» **THE TASK**:
Repeat the listing in full, word for word.

(Dataset records)
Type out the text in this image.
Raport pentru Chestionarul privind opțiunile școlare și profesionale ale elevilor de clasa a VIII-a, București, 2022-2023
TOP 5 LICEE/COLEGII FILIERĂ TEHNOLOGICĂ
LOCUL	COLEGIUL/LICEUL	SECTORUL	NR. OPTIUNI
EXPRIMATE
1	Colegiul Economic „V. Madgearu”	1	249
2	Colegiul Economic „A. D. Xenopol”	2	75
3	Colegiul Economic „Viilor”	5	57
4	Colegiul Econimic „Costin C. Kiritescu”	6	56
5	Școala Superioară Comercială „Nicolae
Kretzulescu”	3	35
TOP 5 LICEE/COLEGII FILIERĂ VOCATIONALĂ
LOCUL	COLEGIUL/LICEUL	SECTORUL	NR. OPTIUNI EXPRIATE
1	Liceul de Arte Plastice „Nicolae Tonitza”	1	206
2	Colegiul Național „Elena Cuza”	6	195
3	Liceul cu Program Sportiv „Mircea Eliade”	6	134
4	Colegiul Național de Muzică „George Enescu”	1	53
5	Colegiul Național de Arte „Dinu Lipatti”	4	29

» **WRITTEN ANSWER**:
Type out the text in this image.
Raport pentru Chestionarul privind opțiunile școlare și profesionale ale elevilor de clasa a VIII-a, București, 2022-2023
TOP 5 LICEE/COLEGII FILIERĂ TEHNOLOGICĂ
LOCUL	COLEGIUL/LICEUL	SECTORUL	NR. OPTIUNI
EXPRIMATE
1	Colegiul Economic „V. Madgearu”	1	249
2	Colegiul Economic „A. D. Xenopol”	2	75
3	Colegiul Economic „Viilor”	5	57
4	Colegiul Econimic „Costin C. Kiritescu”	6	56
5	Școala Superioară Comercială „Nicolae
Kretzulescu”	3	35
TOP 5 LICEE/COLEGII FILIERĂ VOCATIONALĂ
LOCUL	COLEGIUL/LICEUL	SECTORUL	NR. OPTIUNI EXPRIATE
1	Liceul de Arte Plastice „Nicolae Tonitza”	1	206
2	Colegiul Național „Elena Cuza”	6	195
3	Liceul cu Program Sportiv „Mircea Eliade”	6	134
4	Colegiul Național de Muzică „George Enescu”	1	53
5	Colegiul Național de Arte „Dinu Lipatti”	4	29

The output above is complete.